Stated exercise
Restate the data exactly as given and keep the pictures out.

+ + + +

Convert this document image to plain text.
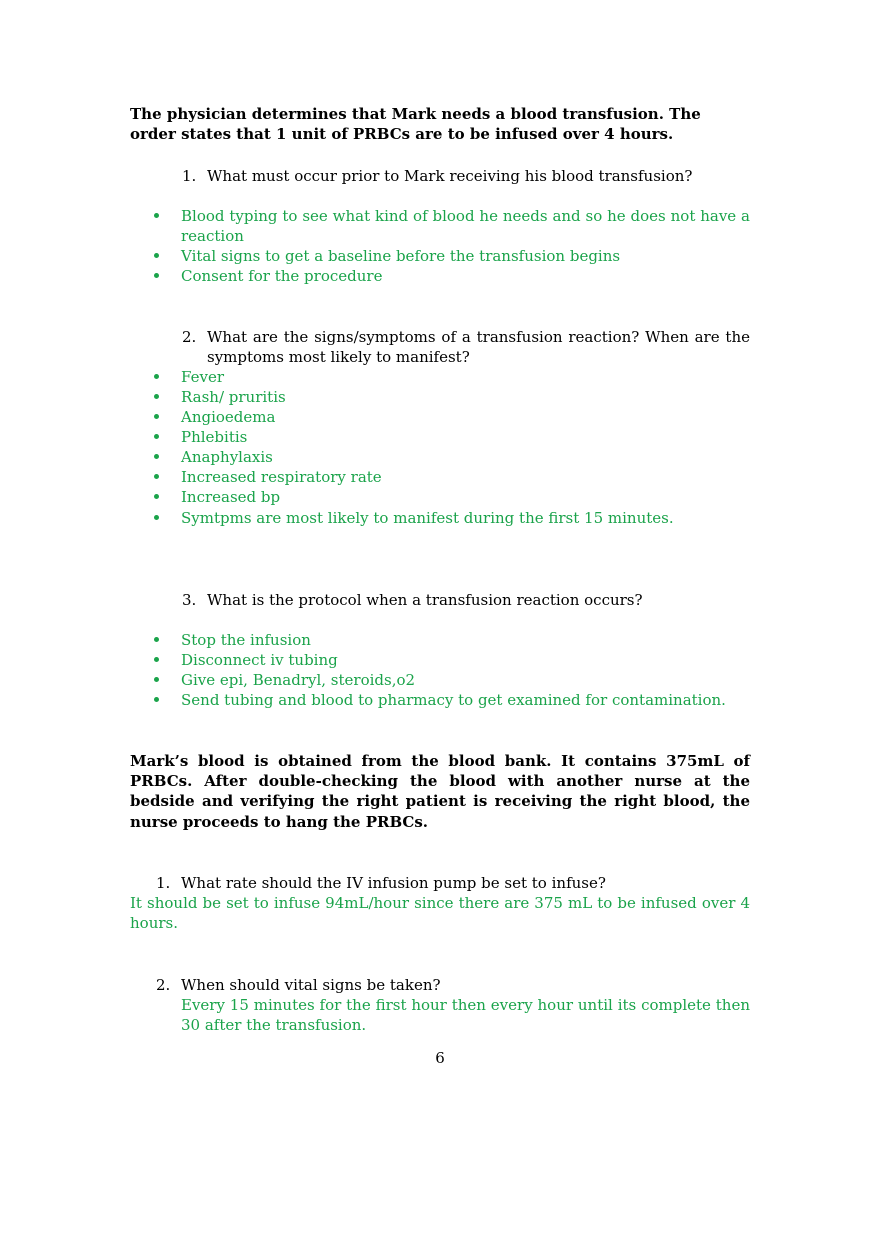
The physician determines that Mark needs a blood transfusion. The order states that 1 unit of PRBCs are to be infused over 4 hours.
1. What must occur prior to Mark receiving his blood transfusion?
Blood typing to see what kind of blood he needs and so he does not have a reaction
Vital signs to get a baseline before the transfusion begins
Consent for the procedure
2. What are the signs/symptoms of a transfusion reaction? When are the symptoms most likely to manifest?
Fever
Rash/ pruritis
Angioedema
Phlebitis
Anaphylaxis
Increased respiratory rate
Increased bp
Symtpms are most likely to manifest during the first 15 minutes.
3. What is the protocol when a transfusion reaction occurs?
Stop the infusion
Disconnect iv tubing
Give epi, Benadryl, steroids,o2
Send tubing and blood to pharmacy to get examined for contamination.
Mark’s blood is obtained from the blood bank. It contains 375mL of PRBCs. After double-checking the blood with another nurse at the bedside and verifying the right patient is receiving the right blood, the nurse proceeds to hang the PRBCs.
1. What rate should the IV infusion pump be set to infuse?
It should be set to infuse 94mL/hour since there are 375 mL to be infused over 4 hours.
2. When should vital signs be taken?
Every 15 minutes for the first hour then every hour until its complete then 30 after the transfusion.
6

+ + + +

Answer below
Convert this document image to plain text.
The physician determines that Mark needs a blood transfusion. The order states that 1 unit of PRBCs are to be infused over 4 hours.
1. What must occur prior to Mark receiving his blood transfusion?
Blood typing to see what kind of blood he needs and so he does not have a reaction
Vital signs to get a baseline before the transfusion begins
Consent for the procedure
2. What are the signs/symptoms of a transfusion reaction? When are the symptoms most likely to manifest?
Fever
Rash/ pruritis
Angioedema
Phlebitis
Anaphylaxis
Increased respiratory rate
Increased bp
Symtpms are most likely to manifest during the first 15 minutes.
3. What is the protocol when a transfusion reaction occurs?
Stop the infusion
Disconnect iv tubing
Give epi, Benadryl, steroids,o2
Send tubing and blood to pharmacy to get examined for contamination.
Mark’s blood is obtained from the blood bank. It contains 375mL of PRBCs. After double-checking the blood with another nurse at the bedside and verifying the right patient is receiving the right blood, the nurse proceeds to hang the PRBCs.
1. What rate should the IV infusion pump be set to infuse?
It should be set to infuse 94mL/hour since there are 375 mL to be infused over 4 hours.
2. When should vital signs be taken?
Every 15 minutes for the first hour then every hour until its complete then 30 after the transfusion.
6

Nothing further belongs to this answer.